» The problem: With the pictures left out, copy the listing below exactly.

Entries from a dataset

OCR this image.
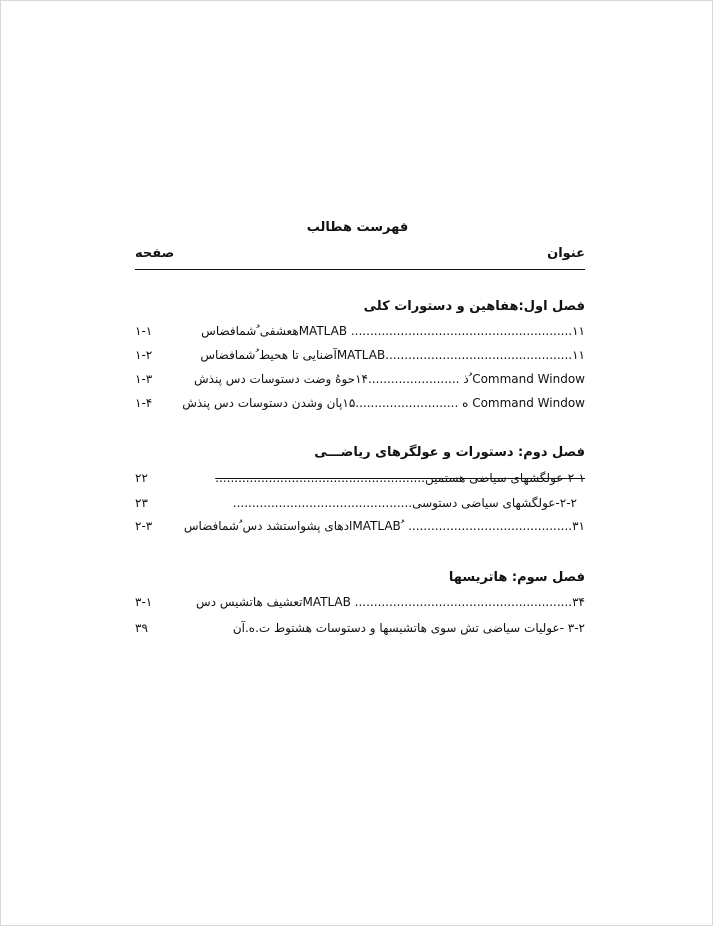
فهرست هطالب
عنوان
صفحه
فصل اول:هفاهین و دستورات کلی
۱-۱	MATLAB ..........................................................۱۱هعشفی ُشمافضاس
۱-۲	MATLAB.................................................۱۱آضنایی تا هحیط ُشمافضاس
۱-۳	Command Window ُذ ........................۱۴حوهُ وضت دستوسات دس پنذش
۱-۴	Command Window ه ...........................۱۵پان وشدن دستوسات دس پنذش
فصل دوم: دستورات و عولگرهای ریاضـــی
۲۲	۲-۱-عولگشهای سیاضی هستمین.......................................................
۲۳	۲-۲-عولگشهای سیاضی دستوسی...............................................
۲-۳	MATLAB ُ ...........................................۳۱ادهای پشواستشد دس ُشمافضاس
فصل سوم: هاتریسها
۳-۱	MATLAB .........................................................۳۴تعشیف هاتشیس دس
۳۹	۳-۲ -عولیات سیاضی تش سوی هاتشیسها و دستوسات هشتوط ت.ه.آن
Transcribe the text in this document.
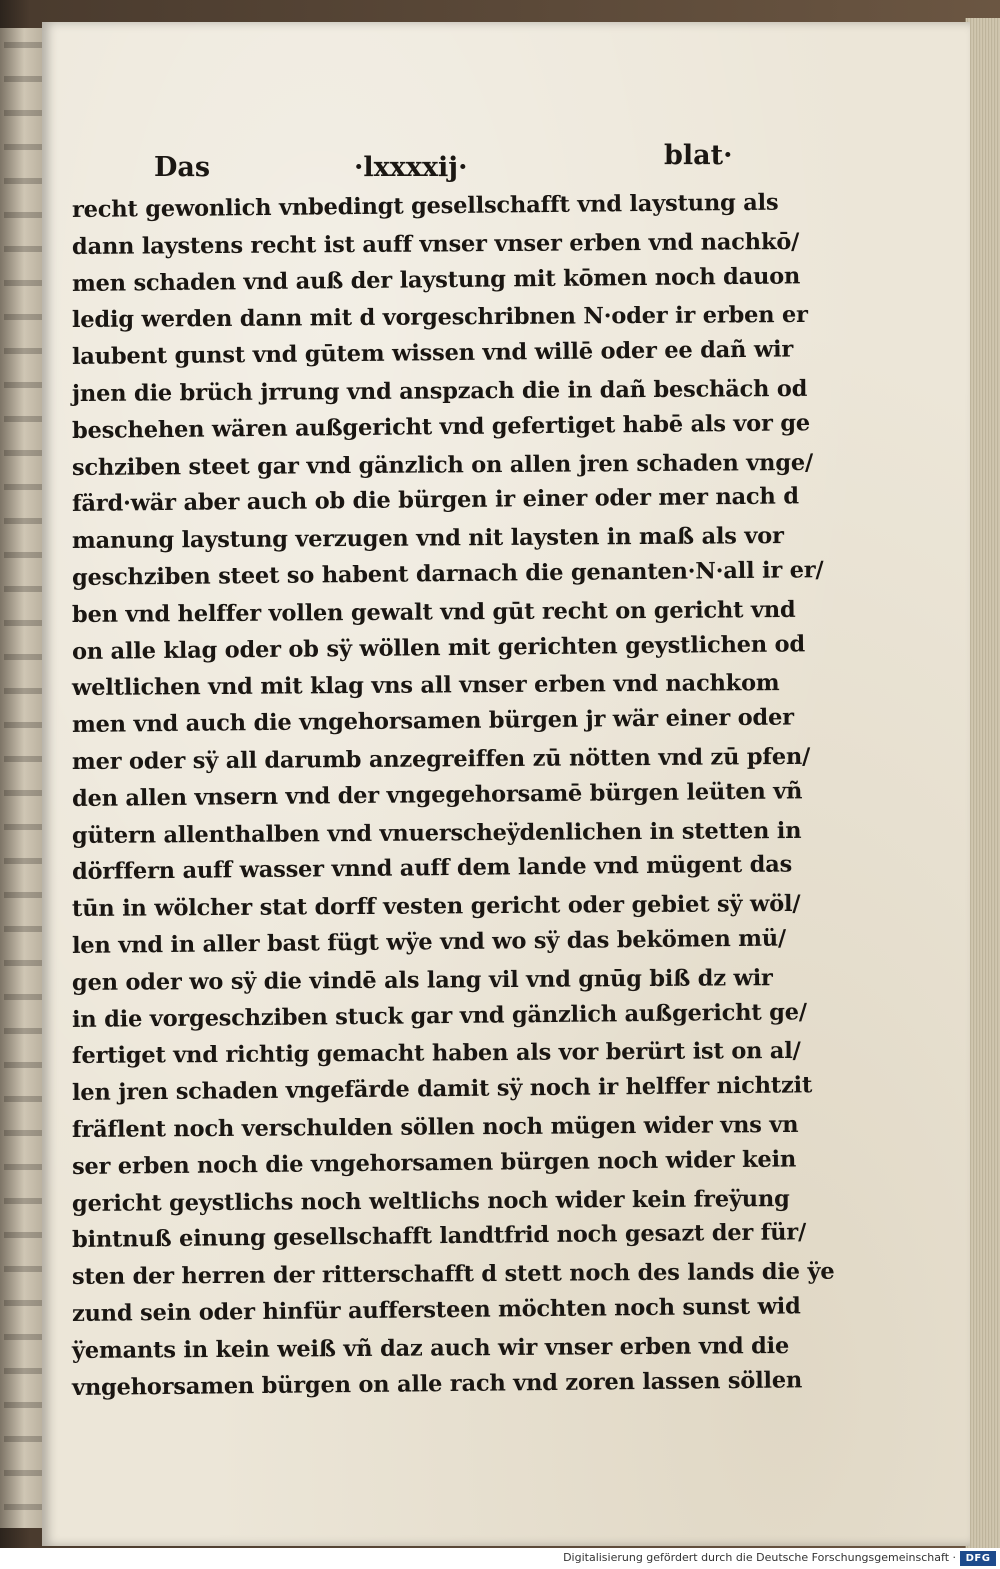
Das	·lxxxxij·	blat·
recht gewonlich vnbedingt gesellschafft vnd laystung als
dann laystens recht ist auff vnser vnser erben vnd nachkō/
men schaden vnd auß der laystung mit kōmen noch dauon
ledig werden dann mit d vorgeschribnen N·oder ir erben er
laubent gunst vnd gūtem wissen vnd willē oder ee dañ wir
jnen die brüch jrrung vnd anspzach die in dañ beschäch od
beschehen wären außgericht vnd gefertiget habē als vor ge
schziben steet gar vnd gänzlich on allen jren schaden vnge/
färd·wär aber auch ob die bürgen ir einer oder mer nach d
manung laystung verzugen vnd nit laysten in maß als vor
geschziben steet so habent darnach die genanten·N·all ir er/
ben vnd helffer vollen gewalt vnd gūt recht on gericht vnd
on alle klag oder ob sÿ wöllen mit gerichten geystlichen od
weltlichen vnd mit klag vns all vnser erben vnd nachkom
men vnd auch die vngehorsamen bürgen jr wär einer oder
mer oder sÿ all darumb anzegreiffen zū nötten vnd zū pfen/
den allen vnsern vnd der vngegehorsamē bürgen leüten vñ
gütern allenthalben vnd vnuerscheÿdenlichen in stetten in
dörffern auff wasser vnnd auff dem lande vnd mügent das
tūn in wölcher stat dorff vesten gericht oder gebiet sÿ wöl/
len vnd in aller bast fügt wÿe vnd wo sÿ das bekömen mü/
gen oder wo sÿ die vindē als lang vil vnd gnūg biß dz wir
in die vorgeschziben stuck gar vnd gänzlich außgericht ge/
fertiget vnd richtig gemacht haben als vor berürt ist on al/
len jren schaden vngefärde damit sÿ noch ir helffer nichtzit
fräflent noch verschulden söllen noch mügen wider vns vn
ser erben noch die vngehorsamen bürgen noch wider kein
gericht geystlichs noch weltlichs noch wider kein freÿung
bintnuß einung gesellschafft landtfrid noch gesazt der für/
sten der herren der ritterschafft d stett noch des lands die ÿe
zund sein oder hinfür aufferstеen möchten noch sunst wid
ÿemants in kein weiß vñ daz auch wir vnser erben vnd die
vngehorsamen bürgen on alle rach vnd zoren lassen söllen
Digitalisierung gefördert durch die Deutsche Forschungsgemeinschaft · DFG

» Solution for this task:
OCR this image.
فهرست هطالب
عنوان
صفحه
فصل اول:هفاهین و دستورات کلی
۱-۱	MATLAB ..........................................................۱۱هعشفی ُشمافضاس
۱-۲	MATLAB.................................................۱۱آضنایی تا هحیط ُشمافضاس
۱-۳	Command Window ُذ ........................۱۴حوهُ وضت دستوسات دس پنذش
۱-۴	Command Window ه ...........................۱۵پان وشدن دستوسات دس پنذش
فصل دوم: دستورات و عولگرهای ریاضـــی
۲۲	۲-۱-عولگشهای سیاضی هستمین.......................................................
۲۳	۲-۲-عولگشهای سیاضی دستوسی...............................................
۲-۳	MATLAB ُ ...........................................۳۱ادهای پشواستشد دس ُشمافضاس
فصل سوم: هاتریسها
۳-۱	MATLAB .........................................................۳۴تعشیف هاتشیس دس
۳۹	۳-۲ -عولیات سیاضی تش سوی هاتشیسها و دستوسات هشتوط ت.ه.آن
Transcribe the text in this document.
Das	·lxxxxij·	blat·
recht gewonlich vnbedingt gesellschafft vnd laystung als
dann laystens recht ist auff vnser vnser erben vnd nachkō/
men schaden vnd auß der laystung mit kōmen noch dauon
ledig werden dann mit d vorgeschribnen N·oder ir erben er
laubent gunst vnd gūtem wissen vnd willē oder ee dañ wir
jnen die brüch jrrung vnd anspzach die in dañ beschäch od
beschehen wären außgericht vnd gefertiget habē als vor ge
schziben steet gar vnd gänzlich on allen jren schaden vnge/
färd·wär aber auch ob die bürgen ir einer oder mer nach d
manung laystung verzugen vnd nit laysten in maß als vor
geschziben steet so habent darnach die genanten·N·all ir er/
ben vnd helffer vollen gewalt vnd gūt recht on gericht vnd
on alle klag oder ob sÿ wöllen mit gerichten geystlichen od
weltlichen vnd mit klag vns all vnser erben vnd nachkom
men vnd auch die vngehorsamen bürgen jr wär einer oder
mer oder sÿ all darumb anzegreiffen zū nötten vnd zū pfen/
den allen vnsern vnd der vngegehorsamē bürgen leüten vñ
gütern allenthalben vnd vnuerscheÿdenlichen in stetten in
dörffern auff wasser vnnd auff dem lande vnd mügent das
tūn in wölcher stat dorff vesten gericht oder gebiet sÿ wöl/
len vnd in aller bast fügt wÿe vnd wo sÿ das bekömen mü/
gen oder wo sÿ die vindē als lang vil vnd gnūg biß dz wir
in die vorgeschziben stuck gar vnd gänzlich außgericht ge/
fertiget vnd richtig gemacht haben als vor berürt ist on al/
len jren schaden vngefärde damit sÿ noch ir helffer nichtzit
fräflent noch verschulden söllen noch mügen wider vns vn
ser erben noch die vngehorsamen bürgen noch wider kein
gericht geystlichs noch weltlichs noch wider kein freÿung
bintnuß einung gesellschafft landtfrid noch gesazt der für/
sten der herren der ritterschafft d stett noch des lands die ÿe
zund sein oder hinfür aufferstеen möchten noch sunst wid
ÿemants in kein weiß vñ daz auch wir vnser erben vnd die
vngehorsamen bürgen on alle rach vnd zoren lassen söllen
Digitalisierung gefördert durch die Deutsche Forschungsgemeinschaft · DFG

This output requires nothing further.